TASK DETAILS
Quote the records below in full, exactly as given, with the images taken out.

DATA FOR PROCESSING
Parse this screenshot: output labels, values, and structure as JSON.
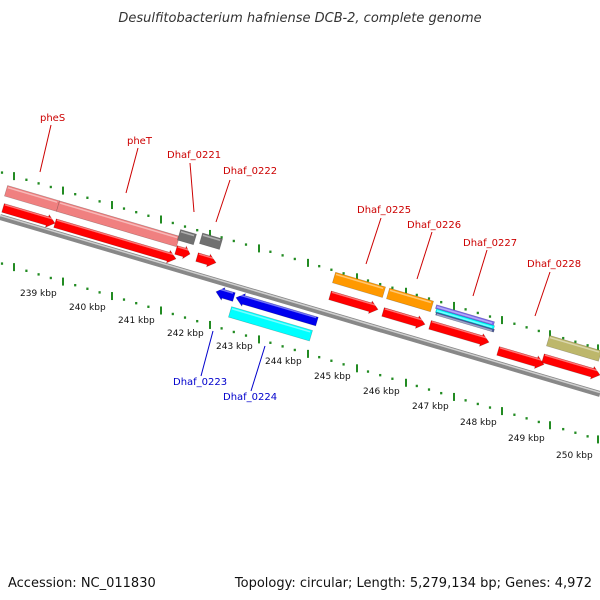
{
  "title": "Desulfitobacterium hafniense DCB-2, complete genome",
  "footer": {
    "accession": "Accession: NC_011830",
    "summary": "Topology: circular; Length: 5,279,134 bp; Genes: 4,972"
  },
  "colors": {
    "backbone": "#808080",
    "tick": "#228B22",
    "label_forward": "#cc0000",
    "label_reverse": "#0000cc",
    "cds": "#ff0000",
    "gene_pink": "#f08080",
    "gene_gray": "#707070",
    "gene_orange": "#ff9900",
    "gene_olive": "#bdb76b",
    "gene_blue": "#0000ee",
    "gene_cyan": "#00ffff",
    "gene_purple": "#7b68ee"
  },
  "scale": {
    "unit": "kbp",
    "tick_labels": [
      "239 kbp",
      "240 kbp",
      "241 kbp",
      "242 kbp",
      "243 kbp",
      "244 kbp",
      "245 kbp",
      "246 kbp",
      "247 kbp",
      "248 kbp",
      "249 kbp",
      "250 kbp"
    ]
  },
  "genes": {
    "forward": [
      {
        "label": "pheS",
        "color": "gene_pink"
      },
      {
        "label": "pheT",
        "color": "gene_pink"
      },
      {
        "label": "Dhaf_0221",
        "color": "gene_gray"
      },
      {
        "label": "Dhaf_0222",
        "color": "gene_gray"
      },
      {
        "label": "Dhaf_0225",
        "color": "gene_orange"
      },
      {
        "label": "Dhaf_0226",
        "color": "gene_orange"
      },
      {
        "label": "Dhaf_0227",
        "color": "gene_purple"
      },
      {
        "label": "Dhaf_0228",
        "color": "gene_olive"
      }
    ],
    "reverse": [
      {
        "label": "Dhaf_0223",
        "color": "gene_blue"
      },
      {
        "label": "Dhaf_0224",
        "color": "gene_cyan"
      }
    ]
  }
}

YOUR RESPONSE
Parse this screenshot: output labels, values, and structure as JSON.
{
  "title": "Desulfitobacterium hafniense DCB-2, complete genome",
  "footer": {
    "accession": "Accession: NC_011830",
    "summary": "Topology: circular; Length: 5,279,134 bp; Genes: 4,972"
  },
  "colors": {
    "backbone": "#808080",
    "tick": "#228B22",
    "label_forward": "#cc0000",
    "label_reverse": "#0000cc",
    "cds": "#ff0000",
    "gene_pink": "#f08080",
    "gene_gray": "#707070",
    "gene_orange": "#ff9900",
    "gene_olive": "#bdb76b",
    "gene_blue": "#0000ee",
    "gene_cyan": "#00ffff",
    "gene_purple": "#7b68ee"
  },
  "scale": {
    "unit": "kbp",
    "tick_labels": [
      "239 kbp",
      "240 kbp",
      "241 kbp",
      "242 kbp",
      "243 kbp",
      "244 kbp",
      "245 kbp",
      "246 kbp",
      "247 kbp",
      "248 kbp",
      "249 kbp",
      "250 kbp"
    ]
  },
  "genes": {
    "forward": [
      {
        "label": "pheS",
        "color": "gene_pink"
      },
      {
        "label": "pheT",
        "color": "gene_pink"
      },
      {
        "label": "Dhaf_0221",
        "color": "gene_gray"
      },
      {
        "label": "Dhaf_0222",
        "color": "gene_gray"
      },
      {
        "label": "Dhaf_0225",
        "color": "gene_orange"
      },
      {
        "label": "Dhaf_0226",
        "color": "gene_orange"
      },
      {
        "label": "Dhaf_0227",
        "color": "gene_purple"
      },
      {
        "label": "Dhaf_0228",
        "color": "gene_olive"
      }
    ],
    "reverse": [
      {
        "label": "Dhaf_0223",
        "color": "gene_blue"
      },
      {
        "label": "Dhaf_0224",
        "color": "gene_cyan"
      }
    ]
  }
}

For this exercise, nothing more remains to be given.